__PROMPT A__
Copy word for word the stretch of the async compute thread from "The key here" through "in Polaris either.".

__GIVEN PASSAGE__
■ ■ ■
The main reason its hard is that every GPU ideally needs custom tweaking the bandwidth to compute ration is different for each GPU, ideally requiring tweaking the amount of async work for each one. I dont think its overstated, but obviously YMMW (your mileage may vary). In the current state, Async compute is a nice & easy performance win. In the long run it will be interesting to see if GPUs get better at running parallel work, since we could potentially get even better wins.
Yes but 1% is a performance win as well. Hitman shows around 3% on average I believe, not 5-10%.
AMD has a lot bigger advantages than async but they've marketed it well, which makes a change for them.
^ Yes, but it seems for console ports, it's most likely going to be the case of developers squeezing the last ounce of performance from underpowered XB1/PS4. If the games are originally designed for those consoles to take advantage of Async Compute, it directly translates into a win for PC hardware that supports it. Otoh, Steam data shows that most GPUs (NV) don't support this functionality. This means if an XB1/PS4 game doesn't have Async Compute, it means the developer has to spend extra resources incorporating it into the PC version. How likely are they to do this when AMD's market share is 20-21% right now? It's up to AMD to work with developers then or the rest seems to be dictated by the nature of GCN-optimized XB1/PS4 ports.
If Pascal barely improves Async Compute, add another 2+ years of software delay because it would mean hardware wise Async Compute still won't be mainstream. It's a shame really since AC is a performance boosting feature on more advanced GPU architectures. Who doesn't want another 10-30% boost in performance from hardware that allows parallel processing? I guess the answer to that is obvious...
The key here is standardization. AMD messed around a lot with the first implementation of async but now it looks like they've got it settled. No change in Polaris either.
Async will really start to count when async on the console = async on the PC exactly - with either utterly trivial optimization or none at all, likely involving the new patent that's being discussed as well.
■ ■ ■
__INFORMATION PROVIDED__
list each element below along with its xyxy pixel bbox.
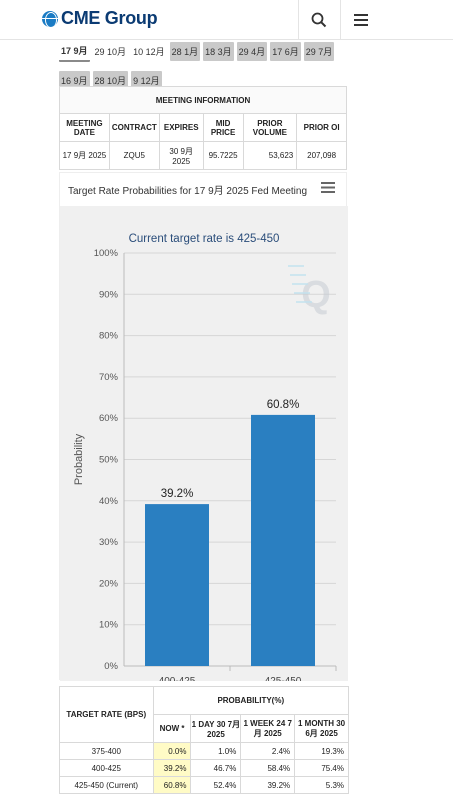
svg-text:Q: Q bbox=[301, 274, 331, 316]
hamburger-menu-icon bbox=[353, 14, 368, 26]
data-label: 39.2% bbox=[161, 488, 194, 500]
column-header: PRIOR OI bbox=[296, 113, 347, 142]
meeting-date-tab[interactable]: 10 12月 bbox=[131, 41, 167, 61]
x-tick-label: 400-425 bbox=[159, 676, 196, 681]
y-axis-title: Probability bbox=[73, 433, 85, 485]
target-rate-cell: 400-425 bbox=[59, 759, 154, 777]
chart-header-title: Target Rate Probabilities for 17 9月 2025… bbox=[68, 186, 308, 197]
mid-price-cell: 95.7225 bbox=[202, 141, 244, 170]
table-row: 17 9月 2025 ZQU5 30 9月 2025 95.7225 53,62… bbox=[59, 141, 347, 170]
probability-cell: 60.8% bbox=[152, 776, 192, 794]
tab-row: 17 9月 29 10月 10 12月 28 1月 18 3月 29 4月 17 6月 29 … bbox=[59, 40, 349, 62]
meeting-date-tab[interactable]: 29 10月 bbox=[92, 41, 129, 61]
meeting-date-tab[interactable]: 29 4月 bbox=[236, 41, 268, 61]
column-header: PRIOR VOLUME bbox=[242, 113, 298, 142]
table-row: 425-450 (Current) 60.8% 52.4% 39.2% 5.3% bbox=[59, 776, 349, 794]
probability-cell: 0.0% bbox=[152, 742, 192, 760]
y-tick-label: 30% bbox=[99, 537, 119, 548]
probability-cell: 39.2% bbox=[240, 776, 296, 794]
meeting-date-tabs: 17 9月 29 10月 10 12月 28 1月 18 3月 29 4月 17 6月 29 … bbox=[59, 40, 349, 98]
probability-cell: 39.2% bbox=[152, 759, 192, 777]
probability-cell: 5.3% bbox=[294, 776, 349, 794]
meeting-date-tab[interactable]: 17 6月 bbox=[270, 41, 301, 61]
cme-group-logo[interactable]: CME Group bbox=[42, 8, 158, 29]
target-rate-header: TARGET RATE (BPS) bbox=[59, 686, 154, 743]
prior-volume-cell: 53,623 bbox=[242, 141, 298, 170]
quikstrike-q-logo-icon: Q bbox=[288, 265, 331, 316]
y-tick-label: 70% bbox=[99, 372, 119, 383]
search-button[interactable] bbox=[298, 0, 338, 40]
column-header: CONTRACT bbox=[108, 113, 160, 142]
column-header-now: NOW * bbox=[152, 714, 192, 743]
meeting-date-tab[interactable]: 28 1月 bbox=[169, 41, 201, 61]
search-icon bbox=[311, 12, 326, 28]
column-header-1month: 1 MONTH 30 6月 2025 bbox=[294, 714, 349, 743]
y-tick-label: 20% bbox=[99, 578, 119, 589]
y-tick-label: 50% bbox=[99, 455, 119, 466]
target-rate-cell: 425-450 (Current) bbox=[59, 776, 154, 794]
meeting-date-tab[interactable]: 17 9月 bbox=[59, 40, 90, 62]
bar bbox=[145, 504, 209, 666]
hamburger-menu-icon bbox=[321, 182, 335, 193]
probability-cell: 52.4% bbox=[190, 776, 242, 794]
globe-icon bbox=[42, 10, 58, 27]
meeting-date-cell: 17 9月 2025 bbox=[59, 141, 110, 170]
y-tick-label: 80% bbox=[99, 331, 119, 342]
table-row: 400-425 39.2% 46.7% 58.4% 75.4% bbox=[59, 759, 349, 777]
y-tick-label: 100% bbox=[94, 248, 119, 259]
y-tick-label: 0% bbox=[104, 661, 118, 672]
table-row: 375-400 0.0% 1.0% 2.4% 19.3% bbox=[59, 742, 349, 760]
menu-button[interactable] bbox=[340, 0, 380, 40]
meeting-date-tab[interactable]: 18 3月 bbox=[203, 41, 234, 61]
site-header: CME Group bbox=[0, 0, 453, 40]
expires-cell: 30 9月 2025 bbox=[158, 141, 204, 170]
meeting-date-tab[interactable]: 9 12月 bbox=[131, 70, 162, 90]
probability-cell: 1.0% bbox=[190, 742, 242, 760]
probability-cell: 75.4% bbox=[294, 759, 349, 777]
target-rate-chart: Target Rate Probabilities for 17 9月 2025… bbox=[59, 172, 348, 681]
prior-oi-cell: 207,098 bbox=[296, 141, 347, 170]
data-label: 60.8% bbox=[267, 399, 300, 411]
bar bbox=[251, 414, 315, 666]
logo-text: CME Group bbox=[61, 8, 158, 28]
bar-chart-svg: Current target rate is 425-450 0% 10% 20% 30… bbox=[73, 233, 337, 681]
column-header-1week: 1 WEEK 24 7月 2025 bbox=[240, 714, 296, 743]
column-header: MEETING DATE bbox=[59, 113, 110, 142]
column-header-1day: 1 DAY 30 7月 2025 bbox=[190, 714, 242, 743]
meeting-information-table: MEETING INFORMATION MEETING DATE CONTRAC… bbox=[59, 86, 347, 170]
y-tick-label: 90% bbox=[99, 289, 119, 300]
probability-cell: 2.4% bbox=[240, 742, 296, 760]
probability-cell: 46.7% bbox=[190, 759, 242, 777]
chart-menu-button[interactable] bbox=[320, 181, 336, 199]
column-header: EXPIRES bbox=[158, 113, 204, 142]
meeting-info-title: MEETING INFORMATION bbox=[59, 86, 347, 114]
y-tick-label: 10% bbox=[99, 620, 119, 631]
x-tick-label: 425-450 bbox=[265, 676, 302, 681]
y-tick-label: 60% bbox=[99, 413, 119, 424]
contract-cell: ZQU5 bbox=[108, 141, 160, 170]
column-header: MID PRICE bbox=[202, 113, 244, 142]
probability-header: PROBABILITY(%) bbox=[152, 686, 350, 715]
y-tick-label: 40% bbox=[99, 496, 119, 507]
target-rate-cell: 375-400 bbox=[59, 742, 154, 760]
meeting-date-tab[interactable]: 16 9月 bbox=[59, 70, 90, 90]
chart-subtitle: Current target rate is 425-450 bbox=[129, 233, 280, 245]
probability-cell: 58.4% bbox=[240, 759, 296, 777]
tab-row: 16 9月 28 10月 9 12月 bbox=[59, 69, 349, 91]
probability-table: TARGET RATE (BPS) PROBABILITY(%) NOW * 1… bbox=[59, 686, 350, 794]
probability-cell: 19.3% bbox=[294, 742, 349, 760]
meeting-date-tab[interactable]: 28 10月 bbox=[92, 70, 129, 90]
meeting-date-tab[interactable]: 29 7月 bbox=[303, 41, 335, 61]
■ ■ ■
__PROMPT B__
Give back the stretch of the listing from the line that contains "svg-text:Q: Q bbox=[301, 274, 331, 316]" through the line that contains "y-axis-title: Probability bbox=[73, 433, 85, 485]", with "column-header" changed to "table-heading" and everything else unchanged. Return only those lines.

__ANSWER A__
The key here is standardization. AMD messed around a lot with the first implementation of async but now it looks like they've got it settled. No change in Polaris either.

__ANSWER B__
svg-text:Q: Q bbox=[301, 274, 331, 316]
hamburger-menu-icon bbox=[353, 14, 368, 26]
data-label: 39.2% bbox=[161, 488, 194, 500]
table-heading: PRIOR OI bbox=[296, 113, 347, 142]
meeting-date-tab[interactable]: 10 12月 bbox=[131, 41, 167, 61]
x-tick-label: 400-425 bbox=[159, 676, 196, 681]
y-axis-title: Probability bbox=[73, 433, 85, 485]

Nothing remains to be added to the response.